__DATA ROWS__.
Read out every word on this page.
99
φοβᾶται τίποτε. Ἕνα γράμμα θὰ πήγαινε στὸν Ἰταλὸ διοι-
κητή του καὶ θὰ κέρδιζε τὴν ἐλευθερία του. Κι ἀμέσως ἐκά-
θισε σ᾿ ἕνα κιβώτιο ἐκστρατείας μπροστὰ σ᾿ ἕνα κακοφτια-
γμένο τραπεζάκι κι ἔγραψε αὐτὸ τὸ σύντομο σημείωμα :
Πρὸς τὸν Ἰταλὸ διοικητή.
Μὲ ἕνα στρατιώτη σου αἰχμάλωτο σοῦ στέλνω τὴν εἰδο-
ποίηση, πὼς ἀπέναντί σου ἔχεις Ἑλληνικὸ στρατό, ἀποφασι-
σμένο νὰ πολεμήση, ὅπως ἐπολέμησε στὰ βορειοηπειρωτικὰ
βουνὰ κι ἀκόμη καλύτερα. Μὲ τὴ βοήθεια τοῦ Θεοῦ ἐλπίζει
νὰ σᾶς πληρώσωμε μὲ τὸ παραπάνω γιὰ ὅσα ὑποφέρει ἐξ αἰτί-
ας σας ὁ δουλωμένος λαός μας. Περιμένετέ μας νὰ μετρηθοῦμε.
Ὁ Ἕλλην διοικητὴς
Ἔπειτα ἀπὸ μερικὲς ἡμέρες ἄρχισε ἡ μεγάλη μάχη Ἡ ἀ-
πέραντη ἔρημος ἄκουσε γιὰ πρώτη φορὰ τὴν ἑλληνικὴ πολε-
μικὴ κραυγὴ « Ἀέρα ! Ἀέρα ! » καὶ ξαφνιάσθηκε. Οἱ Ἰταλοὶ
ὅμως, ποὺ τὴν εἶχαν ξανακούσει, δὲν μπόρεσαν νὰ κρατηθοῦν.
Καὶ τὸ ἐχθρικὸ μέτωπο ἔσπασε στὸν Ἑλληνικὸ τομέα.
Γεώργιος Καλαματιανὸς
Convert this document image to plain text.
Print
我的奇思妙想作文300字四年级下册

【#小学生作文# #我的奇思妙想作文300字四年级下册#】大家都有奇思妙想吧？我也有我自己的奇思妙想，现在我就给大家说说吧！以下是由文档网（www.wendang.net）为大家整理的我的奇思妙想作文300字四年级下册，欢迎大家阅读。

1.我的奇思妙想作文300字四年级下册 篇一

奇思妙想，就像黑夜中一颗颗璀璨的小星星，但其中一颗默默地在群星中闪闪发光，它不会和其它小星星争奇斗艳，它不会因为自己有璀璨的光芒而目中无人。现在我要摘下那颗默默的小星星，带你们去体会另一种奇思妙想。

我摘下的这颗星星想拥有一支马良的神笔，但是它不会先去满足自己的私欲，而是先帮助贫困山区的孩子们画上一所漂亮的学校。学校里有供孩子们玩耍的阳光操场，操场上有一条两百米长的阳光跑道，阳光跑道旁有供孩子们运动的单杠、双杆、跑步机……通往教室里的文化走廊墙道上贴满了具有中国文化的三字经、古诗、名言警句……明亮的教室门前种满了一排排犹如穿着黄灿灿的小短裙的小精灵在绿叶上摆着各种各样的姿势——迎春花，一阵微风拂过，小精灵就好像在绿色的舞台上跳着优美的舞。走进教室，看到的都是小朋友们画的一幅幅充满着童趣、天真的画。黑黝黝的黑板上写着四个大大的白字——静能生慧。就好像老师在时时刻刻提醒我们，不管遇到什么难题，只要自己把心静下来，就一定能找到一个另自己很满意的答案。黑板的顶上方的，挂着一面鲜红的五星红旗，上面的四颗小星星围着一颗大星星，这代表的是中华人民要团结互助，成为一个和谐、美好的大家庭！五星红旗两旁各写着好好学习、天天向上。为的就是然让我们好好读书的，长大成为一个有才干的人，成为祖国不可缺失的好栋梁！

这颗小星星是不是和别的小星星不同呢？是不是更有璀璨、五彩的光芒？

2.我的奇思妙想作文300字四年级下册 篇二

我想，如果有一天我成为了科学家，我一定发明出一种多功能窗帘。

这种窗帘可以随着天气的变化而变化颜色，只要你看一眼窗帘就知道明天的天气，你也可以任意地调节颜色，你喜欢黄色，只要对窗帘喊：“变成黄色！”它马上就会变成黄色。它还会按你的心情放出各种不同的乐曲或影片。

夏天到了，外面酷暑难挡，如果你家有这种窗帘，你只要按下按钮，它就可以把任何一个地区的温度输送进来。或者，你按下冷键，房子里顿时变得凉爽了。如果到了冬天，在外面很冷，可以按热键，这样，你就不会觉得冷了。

__THE EXERCISE__.
Type out the entries again, word for word.

__CORRECT RESULT__.
Read out every word on this page.
99
φοβᾶται τίποτε. Ἕνα γράμμα θὰ πήγαινε στὸν Ἰταλὸ διοι-
κητή του καὶ θὰ κέρδιζε τὴν ἐλευθερία του. Κι ἀμέσως ἐκά-
θισε σ᾿ ἕνα κιβώτιο ἐκστρατείας μπροστὰ σ᾿ ἕνα κακοφτια-
γμένο τραπεζάκι κι ἔγραψε αὐτὸ τὸ σύντομο σημείωμα :
Πρὸς τὸν Ἰταλὸ διοικητή.
Μὲ ἕνα στρατιώτη σου αἰχμάλωτο σοῦ στέλνω τὴν εἰδο-
ποίηση, πὼς ἀπέναντί σου ἔχεις Ἑλληνικὸ στρατό, ἀποφασι-
σμένο νὰ πολεμήση, ὅπως ἐπολέμησε στὰ βορειοηπειρωτικὰ
βουνὰ κι ἀκόμη καλύτερα. Μὲ τὴ βοήθεια τοῦ Θεοῦ ἐλπίζει
νὰ σᾶς πληρώσωμε μὲ τὸ παραπάνω γιὰ ὅσα ὑποφέρει ἐξ αἰτί-
ας σας ὁ δουλωμένος λαός μας. Περιμένετέ μας νὰ μετρηθοῦμε.
Ὁ Ἕλλην διοικητὴς
Ἔπειτα ἀπὸ μερικὲς ἡμέρες ἄρχισε ἡ μεγάλη μάχη Ἡ ἀ-
πέραντη ἔρημος ἄκουσε γιὰ πρώτη φορὰ τὴν ἑλληνικὴ πολε-
μικὴ κραυγὴ « Ἀέρα ! Ἀέρα ! » καὶ ξαφνιάσθηκε. Οἱ Ἰταλοὶ
ὅμως, ποὺ τὴν εἶχαν ξανακούσει, δὲν μπόρεσαν νὰ κρατηθοῦν.
Καὶ τὸ ἐχθρικὸ μέτωπο ἔσπασε στὸν Ἑλληνικὸ τομέα.
Γεώργιος Καλαματιανὸς
Convert this document image to plain text.
Print
我的奇思妙想作文300字四年级下册

【#小学生作文# #我的奇思妙想作文300字四年级下册#】大家都有奇思妙想吧？我也有我自己的奇思妙想，现在我就给大家说说吧！以下是由文档网（www.wendang.net）为大家整理的我的奇思妙想作文300字四年级下册，欢迎大家阅读。

1.我的奇思妙想作文300字四年级下册 篇一

奇思妙想，就像黑夜中一颗颗璀璨的小星星，但其中一颗默默地在群星中闪闪发光，它不会和其它小星星争奇斗艳，它不会因为自己有璀璨的光芒而目中无人。现在我要摘下那颗默默的小星星，带你们去体会另一种奇思妙想。

我摘下的这颗星星想拥有一支马良的神笔，但是它不会先去满足自己的私欲，而是先帮助贫困山区的孩子们画上一所漂亮的学校。学校里有供孩子们玩耍的阳光操场，操场上有一条两百米长的阳光跑道，阳光跑道旁有供孩子们运动的单杠、双杆、跑步机……通往教室里的文化走廊墙道上贴满了具有中国文化的三字经、古诗、名言警句……明亮的教室门前种满了一排排犹如穿着黄灿灿的小短裙的小精灵在绿叶上摆着各种各样的姿势——迎春花，一阵微风拂过，小精灵就好像在绿色的舞台上跳着优美的舞。走进教室，看到的都是小朋友们画的一幅幅充满着童趣、天真的画。黑黝黝的黑板上写着四个大大的白字——静能生慧。就好像老师在时时刻刻提醒我们，不管遇到什么难题，只要自己把心静下来，就一定能找到一个另自己很满意的答案。黑板的顶上方的，挂着一面鲜红的五星红旗，上面的四颗小星星围着一颗大星星，这代表的是中华人民要团结互助，成为一个和谐、美好的大家庭！五星红旗两旁各写着好好学习、天天向上。为的就是然让我们好好读书的，长大成为一个有才干的人，成为祖国不可缺失的好栋梁！

这颗小星星是不是和别的小星星不同呢？是不是更有璀璨、五彩的光芒？

2.我的奇思妙想作文300字四年级下册 篇二

我想，如果有一天我成为了科学家，我一定发明出一种多功能窗帘。

这种窗帘可以随着天气的变化而变化颜色，只要你看一眼窗帘就知道明天的天气，你也可以任意地调节颜色，你喜欢黄色，只要对窗帘喊：“变成黄色！”它马上就会变成黄色。它还会按你的心情放出各种不同的乐曲或影片。

夏天到了，外面酷暑难挡，如果你家有这种窗帘，你只要按下按钮，它就可以把任何一个地区的温度输送进来。或者，你按下冷键，房子里顿时变得凉爽了。如果到了冬天，在外面很冷，可以按热键，这样，你就不会觉得冷了。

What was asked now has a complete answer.